Items listed in a dataset:
>> BEGIN

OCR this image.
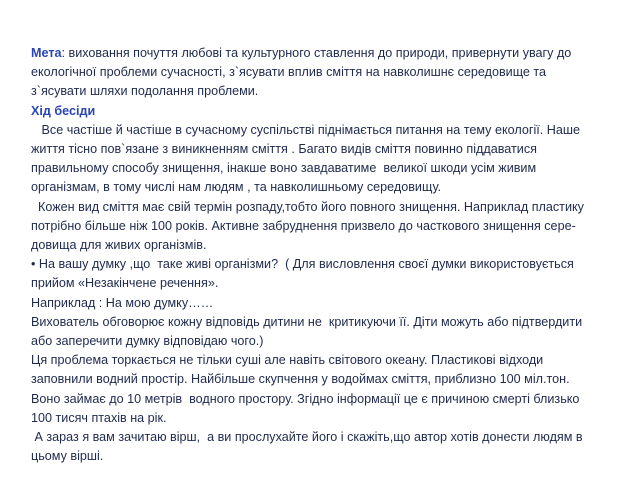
Мета: виховання почуття любові та культурного ставлення до природи, привернути увагу до
екологічної проблеми сучасності, з`ясувати вплив сміття на навколишнє середовище та
з`ясувати шляхи подолання проблеми.
Хід бесіди
Все частіше й частіше в сучасному суспільстві піднімається питання на тему екології. Наше
життя тісно пов`язане з виникненням сміття . Багато видів сміття повинно піддаватися
правильному способу знищення, інакше воно завдаватиме  великої шкоди усім живим
організмам, в тому числі нам людям , та навколишньому середовищу.
Кожен вид сміття має свій термін розпаду,тобто його повного знищення. Наприклад пластику
потрібно більше ніж 100 років. Активне забруднення призвело до часткового знищення сере-
довища для живих організмів.
• На вашу думку ,що  таке живі організми?  ( Для висловлення своєї думки використовується
прийом «Незакінчене речення».
Наприклад : На мою думку……
Вихователь обговорює кожну відповідь дитини не  критикуючи її. Діти можуть або підтвердити
або заперечити думку відповідаю чого.)
Ця проблема торкається не тільки суші але навіть світового океану. Пластикові відходи
заповнили водний простір. Найбільше скупчення у водоймах сміття, приблизно 100 міл.тон.
Воно займає до 10 метрів  водного простору. Згідно інформації це є причиною смерті близько
100 тисяч птахів на рік.
А зараз я вам зачитаю вірш,  а ви прослухайте його і скажіть,що автор хотів донести людям в
цьому вірші.
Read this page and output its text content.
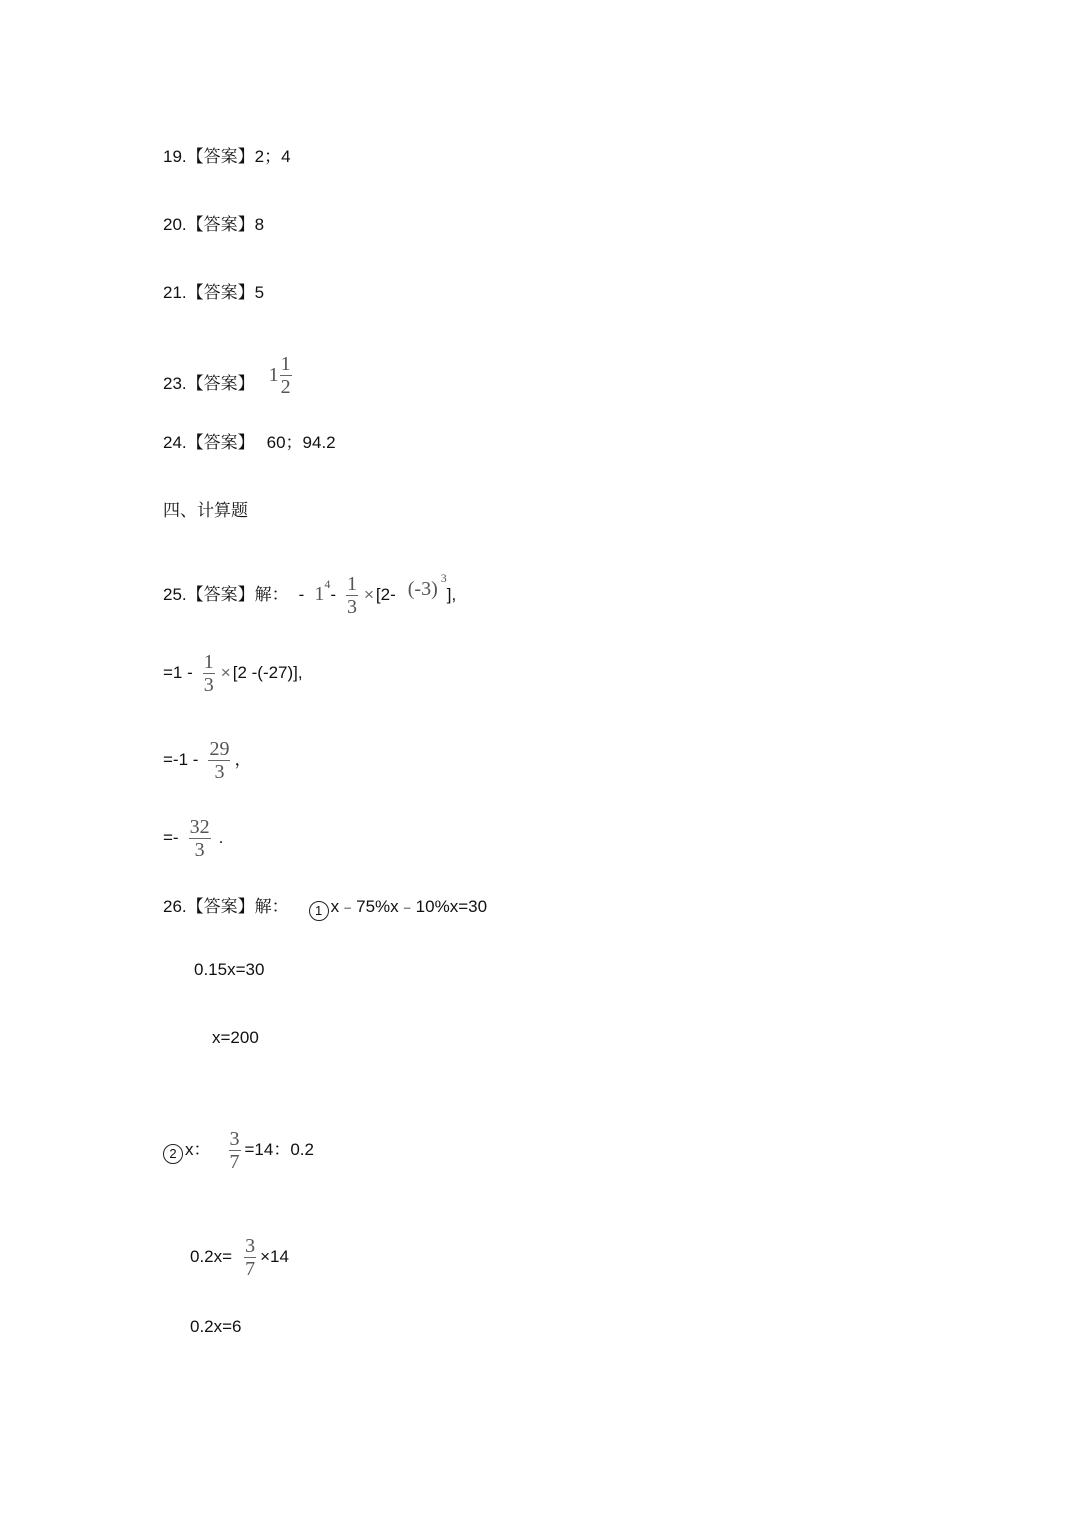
19. 【答案】 2；4
20. 【答案】 8
21. 【答案】 5
23. 【答案】 $1 \frac{1}{2}$
24. 【答案】 60；94.2
四、计算题
25. 【答案】 解： - 1 4
- $\frac{1}{3} \times [2-$ (-3) 3
],
$=1 - \frac{1}{3} \times [2$ -(-27)],
$=-1 - \frac{29}{3}$ ，
=- $\frac{32}{3}$ .
26. 【答案】 解：	1 x﹣75%x﹣10%x=30
0.15x=30
x=200
2 x： $\frac{3}{7} =14$：0.2
$0.2x= \frac{3}{7} \times 14$
0.2x=6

>> END

:: Direction ::
Find the string "Наприклад" in the entries above and return each line that holds it.

:: Solved problem ::
Кожен вид сміття має свій термін розпаду,тобто його повного знищення. Наприклад пластику
Наприклад : На мою думку……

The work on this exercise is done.